** WHAT THIS TASK INVOLVES **
Repeat each entry exactly and drop the pictures.
— START OF EXTRACTED DATA —
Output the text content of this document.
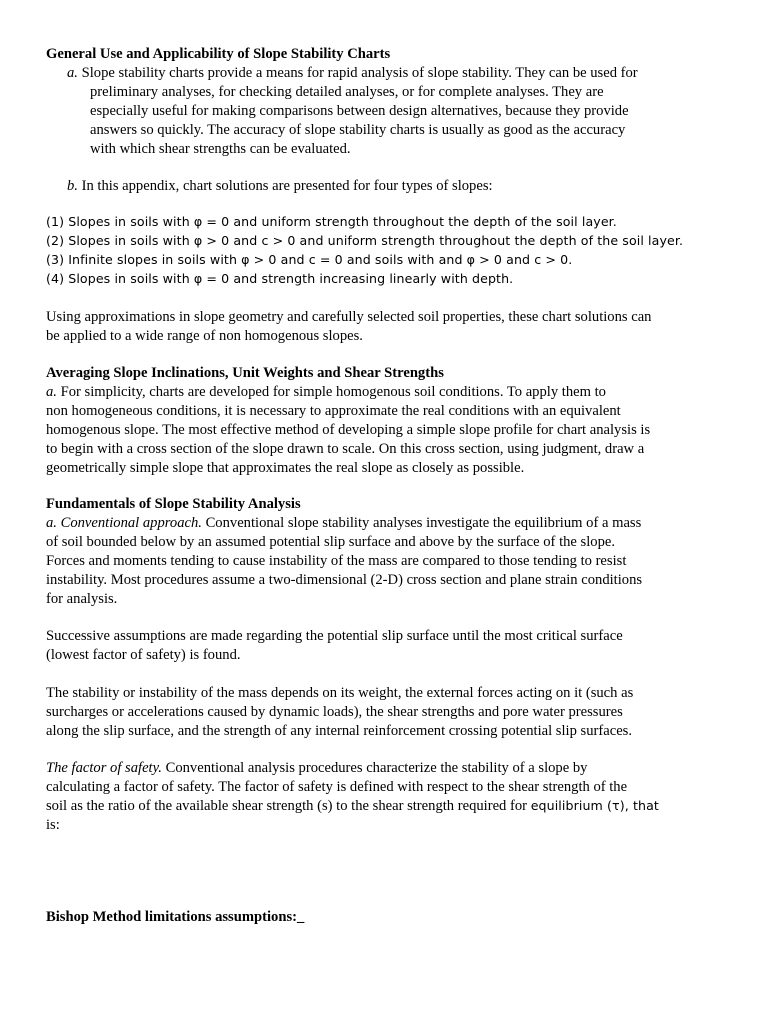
General Use and Applicability of Slope Stability Charts
a. Slope stability charts provide a means for rapid analysis of slope stability. They can be used for
preliminary analyses, for checking detailed analyses, or for complete analyses. They are
especially useful for making comparisons between design alternatives, because they provide
answers so quickly. The accuracy of slope stability charts is usually as good as the accuracy
with which shear strengths can be evaluated.
b. In this appendix, chart solutions are presented for four types of slopes:
(1) Slopes in soils with φ = 0 and uniform strength throughout the depth of the soil layer.
(2) Slopes in soils with φ > 0 and c > 0 and uniform strength throughout the depth of the soil layer.
(3) Infinite slopes in soils with φ > 0 and c = 0 and soils with and φ > 0 and c > 0.
(4) Slopes in soils with φ = 0 and strength increasing linearly with depth.
Using approximations in slope geometry and carefully selected soil properties, these chart solutions can
be applied to a wide range of non homogenous slopes.
Averaging Slope Inclinations, Unit Weights and Shear Strengths
a. For simplicity, charts are developed for simple homogenous soil conditions. To apply them to
non homogeneous conditions, it is necessary to approximate the real conditions with an equivalent
homogenous slope. The most effective method of developing a simple slope profile for chart analysis is
to begin with a cross section of the slope drawn to scale. On this cross section, using judgment, draw a
geometrically simple slope that approximates the real slope as closely as possible.
Fundamentals of Slope Stability Analysis
a. Conventional approach. Conventional slope stability analyses investigate the equilibrium of a mass
of soil bounded below by an assumed potential slip surface and above by the surface of the slope.
Forces and moments tending to cause instability of the mass are compared to those tending to resist
instability. Most procedures assume a two-dimensional (2-D) cross section and plane strain conditions
for analysis.
Successive assumptions are made regarding the potential slip surface until the most critical surface
(lowest factor of safety) is found.
The stability or instability of the mass depends on its weight, the external forces acting on it (such as
surcharges or accelerations caused by dynamic loads), the shear strengths and pore water pressures
along the slip surface, and the strength of any internal reinforcement crossing potential slip surfaces.
The factor of safety. Conventional analysis procedures characterize the stability of a slope by
calculating a factor of safety. The factor of safety is defined with respect to the shear strength of the
soil as the ratio of the available shear strength (s) to the shear strength required for equilibrium (τ), that
is:
Bishop Method limitations assumptions:_
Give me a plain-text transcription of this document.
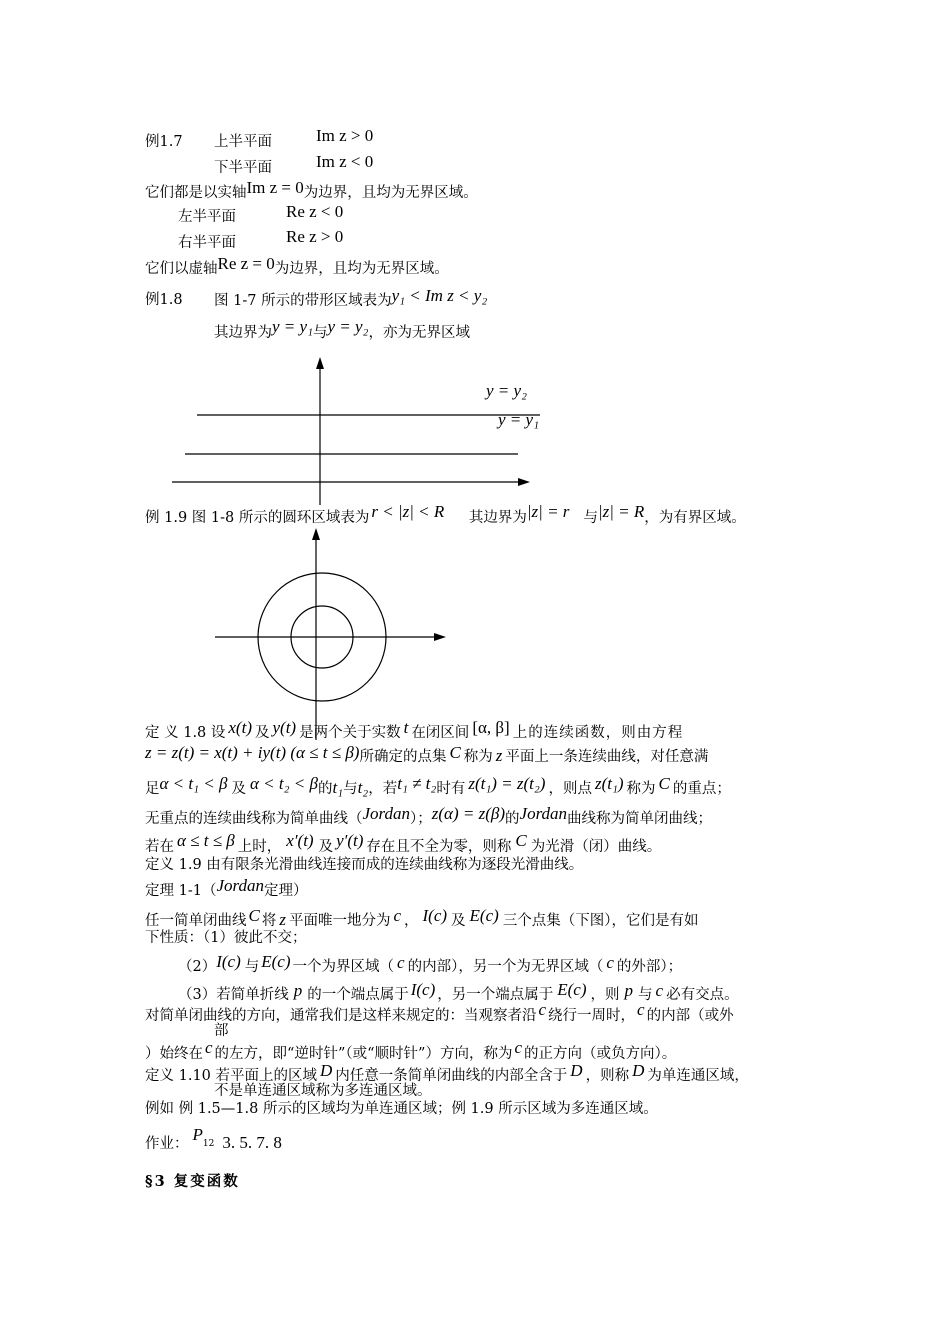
例1.7 上半平面	Im z > 0
下半平面	Im z < 0
它们都是以实轴Im z = 0为边界，且均为无界区域。
左半平面	Re z < 0
右半平面	Re z > 0
它们以虚轴Re z = 0为边界，且均为无界区域。
例1.8 图 1-7 所示的带形区域表为y₁ < Im z < y₂
其边界为y = y₁与y = y₂，亦为无界区域
y = y₂
y = y₁
例 1.9 图 1-8 所示的圆环区域表为 r < |z| < R 其边界为|z| = r 与|z| = R，为有界区域。
定 义 1.8 设 x(t) 及 y(t) 是两个关于实数 t 在闭区间 [α, β] 上的连续函数，则由方程
z = z(t) = x(t) + iy(t) (α ≤ t ≤ β)所确定的点集 C 称为 z 平面上一条连续曲线，对任意满
足α < t₁ < β 及 α < t₂ < β的t₁与t₂，若t₁ ≠ t₂时有 z(t₁) = z(t₂) ，则点 z(t₁) 称为 C 的重点；
无重点的连续曲线称为简单曲线（Jordan）；z(α) = z(β)的Jordan曲线称为简单闭曲线；
若在 α ≤ t ≤ β 上时， x′(t) 及 y′(t) 存在且不全为零，则称 C 为光滑（闭）曲线。
定义 1.9 由有限条光滑曲线连接而成的连续曲线称为逐段光滑曲线。
定理 1-1（Jordan定理）
任一简单闭曲线 C 将 z 平面唯一地分为 c ， I(c) 及 E(c) 三个点集（下图），它们是有如
下性质：（1）彼此不交；
（2）I(c) 与 E(c) 一个为界区域（ c 的内部），另一个为无界区域（ c 的外部）；
（3）若简单折线 p 的一个端点属于 I(c) ，另一个端点属于 E(c) ，则 p 与 c 必有交点。
对简单闭曲线的方向，通常我们是这样来规定的：当观察者沿 c 绕行一周时， c 的内部（或外
部
）始终在 c 的左方，即“逆时针”（或“顺时针”）方向，称为 c 的正方向（或负方向）。
定义 1.10 若平面上的区域 D 内任意一条简单闭曲线的内部全含于 D ，则称 D 为单连通区域，
不是单连通区域称为多连通区域。
例如 例 1.5—1.8 所示的区域均为单连通区域；例 1.9 所示区域为多连通区域。
作业： P12 3. 5. 7. 8
§3 复变函数
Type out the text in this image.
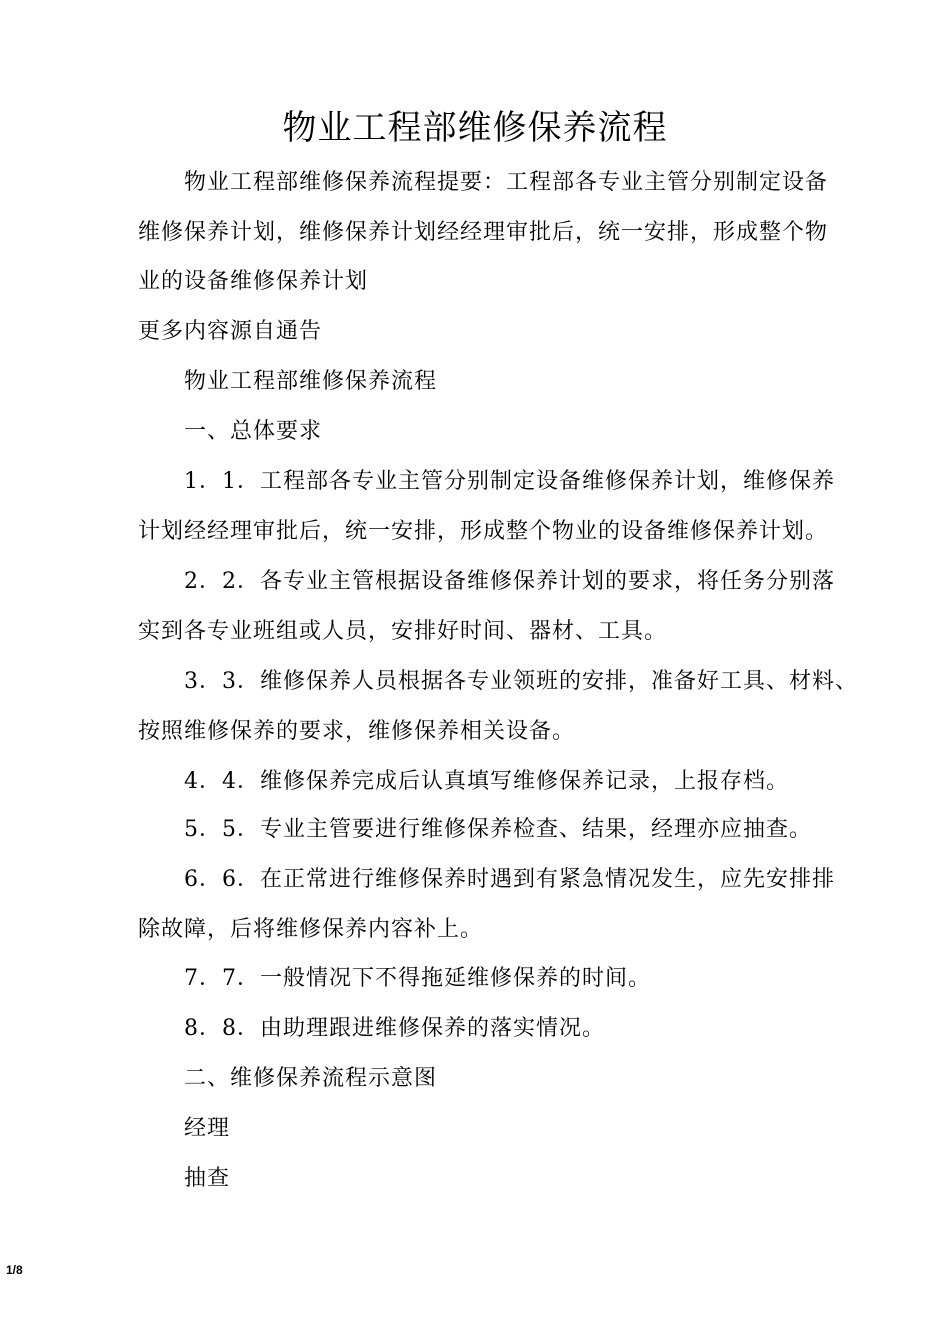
物业工程部维修保养流程
物业工程部维修保养流程提要：工程部各专业主管分别制定设备
维修保养计划，维修保养计划经经理审批后，统一安排，形成整个物
业的设备维修保养计划
更多内容源自通告
物业工程部维修保养流程
一、总体要求
1．1．工程部各专业主管分别制定设备维修保养计划，维修保养
计划经经理审批后，统一安排，形成整个物业的设备维修保养计划。
2．2．各专业主管根据设备维修保养计划的要求，将任务分别落
实到各专业班组或人员，安排好时间、器材、工具。
3．3．维修保养人员根据各专业领班的安排，准备好工具、材料、
按照维修保养的要求，维修保养相关设备。
4．4．维修保养完成后认真填写维修保养记录，上报存档。
5．5．专业主管要进行维修保养检查、结果，经理亦应抽查。
6．6．在正常进行维修保养时遇到有紧急情况发生，应先安排排
除故障，后将维修保养内容补上。
7．7．一般情况下不得拖延维修保养的时间。
8．8．由助理跟进维修保养的落实情况。
二、维修保养流程示意图
经理
抽查
1/8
— END OF EXTRACTED DATA —
** CORRECT ANSWER **
Output the text content of this document.
General Use and Applicability of Slope Stability Charts
a. Slope stability charts provide a means for rapid analysis of slope stability. They can be used for
preliminary analyses, for checking detailed analyses, or for complete analyses. They are
especially useful for making comparisons between design alternatives, because they provide
answers so quickly. The accuracy of slope stability charts is usually as good as the accuracy
with which shear strengths can be evaluated.
b. In this appendix, chart solutions are presented for four types of slopes:
(1) Slopes in soils with φ = 0 and uniform strength throughout the depth of the soil layer.
(2) Slopes in soils with φ > 0 and c > 0 and uniform strength throughout the depth of the soil layer.
(3) Infinite slopes in soils with φ > 0 and c = 0 and soils with and φ > 0 and c > 0.
(4) Slopes in soils with φ = 0 and strength increasing linearly with depth.
Using approximations in slope geometry and carefully selected soil properties, these chart solutions can
be applied to a wide range of non homogenous slopes.
Averaging Slope Inclinations, Unit Weights and Shear Strengths
a. For simplicity, charts are developed for simple homogenous soil conditions. To apply them to
non homogeneous conditions, it is necessary to approximate the real conditions with an equivalent
homogenous slope. The most effective method of developing a simple slope profile for chart analysis is
to begin with a cross section of the slope drawn to scale. On this cross section, using judgment, draw a
geometrically simple slope that approximates the real slope as closely as possible.
Fundamentals of Slope Stability Analysis
a. Conventional approach. Conventional slope stability analyses investigate the equilibrium of a mass
of soil bounded below by an assumed potential slip surface and above by the surface of the slope.
Forces and moments tending to cause instability of the mass are compared to those tending to resist
instability. Most procedures assume a two-dimensional (2-D) cross section and plane strain conditions
for analysis.
Successive assumptions are made regarding the potential slip surface until the most critical surface
(lowest factor of safety) is found.
The stability or instability of the mass depends on its weight, the external forces acting on it (such as
surcharges or accelerations caused by dynamic loads), the shear strengths and pore water pressures
along the slip surface, and the strength of any internal reinforcement crossing potential slip surfaces.
The factor of safety. Conventional analysis procedures characterize the stability of a slope by
calculating a factor of safety. The factor of safety is defined with respect to the shear strength of the
soil as the ratio of the available shear strength (s) to the shear strength required for equilibrium (τ), that
is:
Bishop Method limitations assumptions:_
Give me a plain-text transcription of this document.
例1.7 上半平面	Im z > 0
下半平面	Im z < 0
它们都是以实轴Im z = 0为边界，且均为无界区域。
左半平面	Re z < 0
右半平面	Re z > 0
它们以虚轴Re z = 0为边界，且均为无界区域。
例1.8 图 1-7 所示的带形区域表为y₁ < Im z < y₂
其边界为y = y₁与y = y₂，亦为无界区域
y = y₂
y = y₁
例 1.9 图 1-8 所示的圆环区域表为 r < |z| < R 其边界为|z| = r 与|z| = R，为有界区域。
定 义 1.8 设 x(t) 及 y(t) 是两个关于实数 t 在闭区间 [α, β] 上的连续函数，则由方程
z = z(t) = x(t) + iy(t) (α ≤ t ≤ β)所确定的点集 C 称为 z 平面上一条连续曲线，对任意满
足α < t₁ < β 及 α < t₂ < β的t₁与t₂，若t₁ ≠ t₂时有 z(t₁) = z(t₂) ，则点 z(t₁) 称为 C 的重点；
无重点的连续曲线称为简单曲线（Jordan）；z(α) = z(β)的Jordan曲线称为简单闭曲线；
若在 α ≤ t ≤ β 上时， x′(t) 及 y′(t) 存在且不全为零，则称 C 为光滑（闭）曲线。
定义 1.9 由有限条光滑曲线连接而成的连续曲线称为逐段光滑曲线。
定理 1-1（Jordan定理）
任一简单闭曲线 C 将 z 平面唯一地分为 c ， I(c) 及 E(c) 三个点集（下图），它们是有如
下性质：（1）彼此不交；
（2）I(c) 与 E(c) 一个为界区域（ c 的内部），另一个为无界区域（ c 的外部）；
（3）若简单折线 p 的一个端点属于 I(c) ，另一个端点属于 E(c) ，则 p 与 c 必有交点。
对简单闭曲线的方向，通常我们是这样来规定的：当观察者沿 c 绕行一周时， c 的内部（或外
部
）始终在 c 的左方，即“逆时针”（或“顺时针”）方向，称为 c 的正方向（或负方向）。
定义 1.10 若平面上的区域 D 内任意一条简单闭曲线的内部全含于 D ，则称 D 为单连通区域，
不是单连通区域称为多连通区域。
例如 例 1.5—1.8 所示的区域均为单连通区域；例 1.9 所示区域为多连通区域。
作业： P12 3. 5. 7. 8
§3 复变函数
Type out the text in this image.
物业工程部维修保养流程
物业工程部维修保养流程提要：工程部各专业主管分别制定设备
维修保养计划，维修保养计划经经理审批后，统一安排，形成整个物
业的设备维修保养计划
更多内容源自通告
物业工程部维修保养流程
一、总体要求
1．1．工程部各专业主管分别制定设备维修保养计划，维修保养
计划经经理审批后，统一安排，形成整个物业的设备维修保养计划。
2．2．各专业主管根据设备维修保养计划的要求，将任务分别落
实到各专业班组或人员，安排好时间、器材、工具。
3．3．维修保养人员根据各专业领班的安排，准备好工具、材料、
按照维修保养的要求，维修保养相关设备。
4．4．维修保养完成后认真填写维修保养记录，上报存档。
5．5．专业主管要进行维修保养检查、结果，经理亦应抽查。
6．6．在正常进行维修保养时遇到有紧急情况发生，应先安排排
除故障，后将维修保养内容补上。
7．7．一般情况下不得拖延维修保养的时间。
8．8．由助理跟进维修保养的落实情况。
二、维修保养流程示意图
经理
抽查
1/8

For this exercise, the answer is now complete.